## [Extracted text]

ARR: ARR (Annual Run Rate) represents the annualized value of our portfolio of active subscription software, SaaS, hosting, and support contracts as of the end of the reporting period. We calculate ARR as follows:

  • We consider a contract to be active when the product or service contractual term commences (the “start date”) until the right to use the product or service ends (the “expiration date”). Even if the contract with the customer is executed before the start date, the contract will not count toward ARR until the customer right to receive the benefit of the products or services has commenced.
  • For contracts that include annual values that change over time, we include in ARR only the annualized value of components of the contract that are considered active as of the date of the ARR calculation. We do not include any future committed increases in the contract value as of the date of the ARR calculation.
  • As ARR includes only contracts that are active at the end of the reporting period, ARR does not reflect assumptions or estimates regarding future customer renewals or non-renewals.
  • Active contracts are annualized by dividing the total active contract value by the contract duration in days (expiration date minus start date), then multiplying that by 365 days (or 366 days for leap years).

We believe ARR is a valuable operating measure to assess the health of a subscription business because it is aligned with the amount that we invoice the customer on an annual basis. We generally invoice customers annually for the current year of the contract. A customer with a one-year contract will typically be invoiced for the total value of the contract at the beginning of the contractual term, while a customer with a multi-year contract will be invoiced for each annual period at the beginning of each year of the contract.

[A block of data]

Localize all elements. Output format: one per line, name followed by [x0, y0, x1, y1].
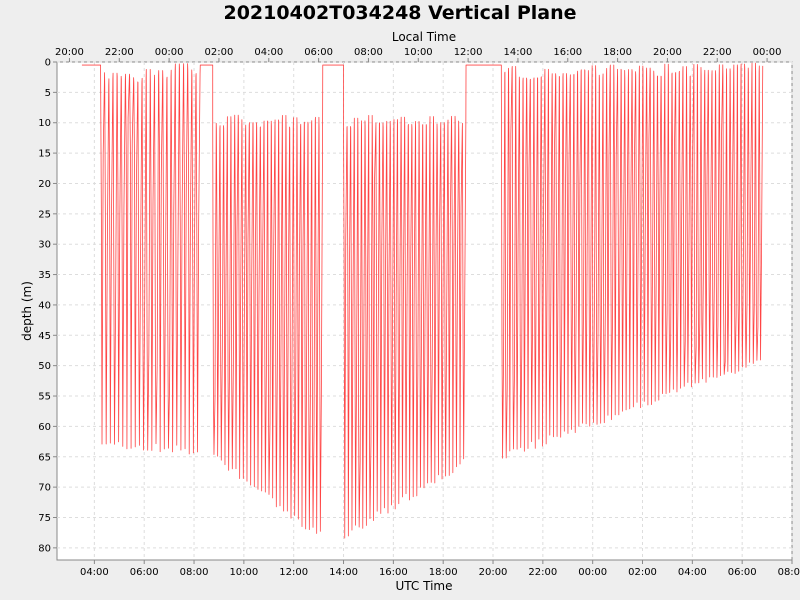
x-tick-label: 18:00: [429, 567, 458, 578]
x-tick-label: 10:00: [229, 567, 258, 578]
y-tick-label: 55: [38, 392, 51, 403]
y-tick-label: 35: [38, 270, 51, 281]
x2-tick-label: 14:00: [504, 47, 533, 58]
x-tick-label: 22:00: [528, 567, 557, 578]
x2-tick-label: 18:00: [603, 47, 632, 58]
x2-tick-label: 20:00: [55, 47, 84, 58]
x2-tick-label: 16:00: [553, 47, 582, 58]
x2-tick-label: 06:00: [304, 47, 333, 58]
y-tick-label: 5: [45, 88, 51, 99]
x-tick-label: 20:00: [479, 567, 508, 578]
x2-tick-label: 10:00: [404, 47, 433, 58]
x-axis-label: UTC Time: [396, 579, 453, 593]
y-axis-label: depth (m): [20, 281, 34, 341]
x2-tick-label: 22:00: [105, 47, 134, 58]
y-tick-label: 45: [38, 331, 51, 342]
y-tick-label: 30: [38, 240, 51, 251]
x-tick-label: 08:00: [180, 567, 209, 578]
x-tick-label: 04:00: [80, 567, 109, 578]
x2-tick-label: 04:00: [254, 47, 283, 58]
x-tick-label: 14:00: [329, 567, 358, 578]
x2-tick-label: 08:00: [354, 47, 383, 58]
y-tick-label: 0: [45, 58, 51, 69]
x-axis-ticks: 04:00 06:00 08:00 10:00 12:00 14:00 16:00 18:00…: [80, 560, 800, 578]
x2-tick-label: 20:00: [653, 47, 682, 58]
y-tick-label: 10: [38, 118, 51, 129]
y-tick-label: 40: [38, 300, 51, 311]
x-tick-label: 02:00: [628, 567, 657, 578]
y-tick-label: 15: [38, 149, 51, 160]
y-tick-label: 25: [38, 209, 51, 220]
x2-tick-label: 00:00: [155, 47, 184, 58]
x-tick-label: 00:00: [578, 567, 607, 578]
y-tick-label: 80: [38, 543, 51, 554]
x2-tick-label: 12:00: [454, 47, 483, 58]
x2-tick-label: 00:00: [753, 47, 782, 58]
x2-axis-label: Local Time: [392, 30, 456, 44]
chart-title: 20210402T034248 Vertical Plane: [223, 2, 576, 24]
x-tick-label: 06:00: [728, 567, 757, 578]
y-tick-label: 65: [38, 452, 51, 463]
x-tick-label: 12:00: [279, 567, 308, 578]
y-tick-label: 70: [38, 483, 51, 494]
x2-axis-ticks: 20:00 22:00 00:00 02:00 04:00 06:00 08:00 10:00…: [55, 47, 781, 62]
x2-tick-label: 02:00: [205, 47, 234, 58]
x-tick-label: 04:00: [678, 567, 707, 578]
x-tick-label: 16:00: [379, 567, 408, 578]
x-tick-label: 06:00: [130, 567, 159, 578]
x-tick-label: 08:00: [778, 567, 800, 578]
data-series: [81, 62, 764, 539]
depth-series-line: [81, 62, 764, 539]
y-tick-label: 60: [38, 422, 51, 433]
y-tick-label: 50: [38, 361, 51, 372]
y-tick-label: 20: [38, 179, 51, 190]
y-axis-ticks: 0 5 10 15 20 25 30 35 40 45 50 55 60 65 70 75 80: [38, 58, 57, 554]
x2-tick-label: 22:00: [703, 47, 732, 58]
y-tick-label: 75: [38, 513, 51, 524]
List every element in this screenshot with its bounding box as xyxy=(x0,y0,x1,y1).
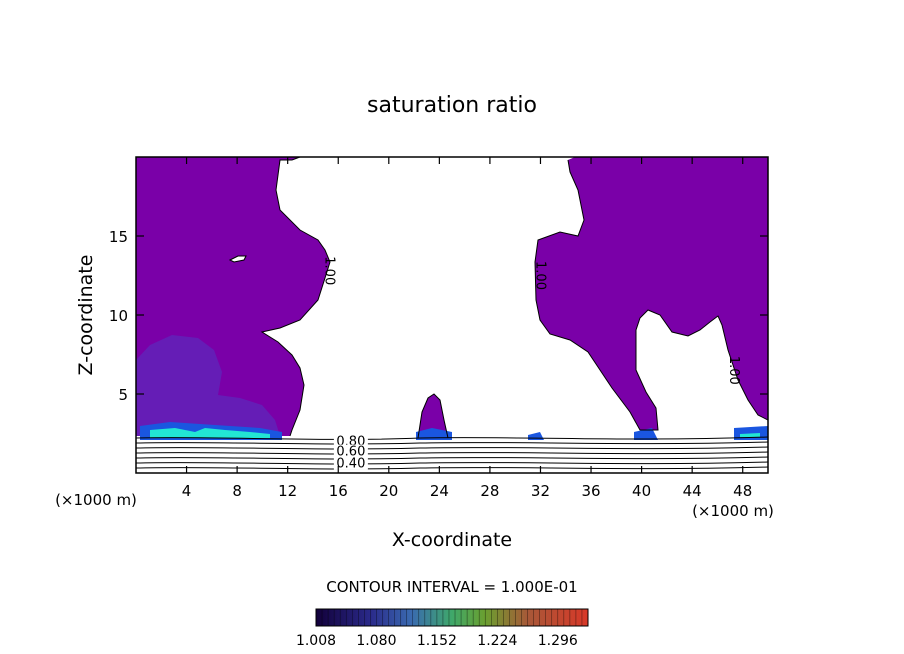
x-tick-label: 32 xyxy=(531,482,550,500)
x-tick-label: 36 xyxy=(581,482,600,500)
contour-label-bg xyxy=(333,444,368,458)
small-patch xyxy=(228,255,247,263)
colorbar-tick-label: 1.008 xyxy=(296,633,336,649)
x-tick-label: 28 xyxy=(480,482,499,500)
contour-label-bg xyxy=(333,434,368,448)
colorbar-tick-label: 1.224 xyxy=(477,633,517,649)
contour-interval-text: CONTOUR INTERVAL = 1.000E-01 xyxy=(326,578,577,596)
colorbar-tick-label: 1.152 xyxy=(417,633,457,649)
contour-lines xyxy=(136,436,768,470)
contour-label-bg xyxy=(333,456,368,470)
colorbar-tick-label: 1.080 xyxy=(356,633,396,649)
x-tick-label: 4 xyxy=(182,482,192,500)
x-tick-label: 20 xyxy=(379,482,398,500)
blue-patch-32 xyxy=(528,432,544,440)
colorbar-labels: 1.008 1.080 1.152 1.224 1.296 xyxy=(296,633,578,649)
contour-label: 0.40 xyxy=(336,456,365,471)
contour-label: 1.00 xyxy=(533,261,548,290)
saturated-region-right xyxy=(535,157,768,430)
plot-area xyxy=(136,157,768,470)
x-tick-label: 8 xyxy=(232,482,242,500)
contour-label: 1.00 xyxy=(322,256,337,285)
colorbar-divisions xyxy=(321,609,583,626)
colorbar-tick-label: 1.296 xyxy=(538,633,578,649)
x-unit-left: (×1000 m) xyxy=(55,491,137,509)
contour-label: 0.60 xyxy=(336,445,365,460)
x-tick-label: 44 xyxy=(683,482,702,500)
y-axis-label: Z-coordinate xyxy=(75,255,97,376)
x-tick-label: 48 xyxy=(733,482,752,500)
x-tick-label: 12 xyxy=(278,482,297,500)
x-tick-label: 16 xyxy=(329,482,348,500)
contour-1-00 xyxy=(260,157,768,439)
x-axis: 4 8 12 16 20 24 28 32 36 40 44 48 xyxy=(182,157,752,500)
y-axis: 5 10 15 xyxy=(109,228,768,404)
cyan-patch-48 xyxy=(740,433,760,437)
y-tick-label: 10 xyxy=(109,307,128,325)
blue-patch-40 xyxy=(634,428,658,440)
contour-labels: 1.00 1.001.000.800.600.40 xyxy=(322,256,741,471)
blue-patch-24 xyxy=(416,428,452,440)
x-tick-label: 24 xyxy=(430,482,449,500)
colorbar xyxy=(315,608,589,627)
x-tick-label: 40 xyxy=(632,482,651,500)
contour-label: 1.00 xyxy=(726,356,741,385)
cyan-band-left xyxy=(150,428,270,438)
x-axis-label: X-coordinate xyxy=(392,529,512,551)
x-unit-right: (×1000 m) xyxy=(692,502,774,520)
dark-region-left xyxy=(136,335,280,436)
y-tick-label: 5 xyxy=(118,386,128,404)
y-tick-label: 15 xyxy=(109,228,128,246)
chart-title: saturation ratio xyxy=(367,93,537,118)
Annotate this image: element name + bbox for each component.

## [Problems to work on]
a. Pull out every line of the records that contains the string "region". Case counts, so match only that exact capitalization.
b. Proceed with the passage defining Annual Run Rate, picking up right after its last sentence.

## [The replies]
a.
saturated-region-right xyxy=(535,157,768,430)
dark-region-left xyxy=(136,335,280,436)

b.
ARR increases by the annualized value of active contracts that commence in a reporting period and decreases by the annualized value of contracts that expire in the reporting period.

As ARR is not annualized recurring revenue, it is not calculated based on recognized or unearned revenue and is not affected by variability in the timing of revenue under ASC 606, particularly for on-premises license subscriptions where a substantial portion of the total value of the contract is recognized as revenue at a point in time upon the later of when the software is made available, or the subscription term commences.

ARR should be viewed independently of recognized and unearned revenue and is not intended to be combined with, or to replace, either of those items. Investors should consider our ARR operating measure only in conjunction with our GAAP financial results.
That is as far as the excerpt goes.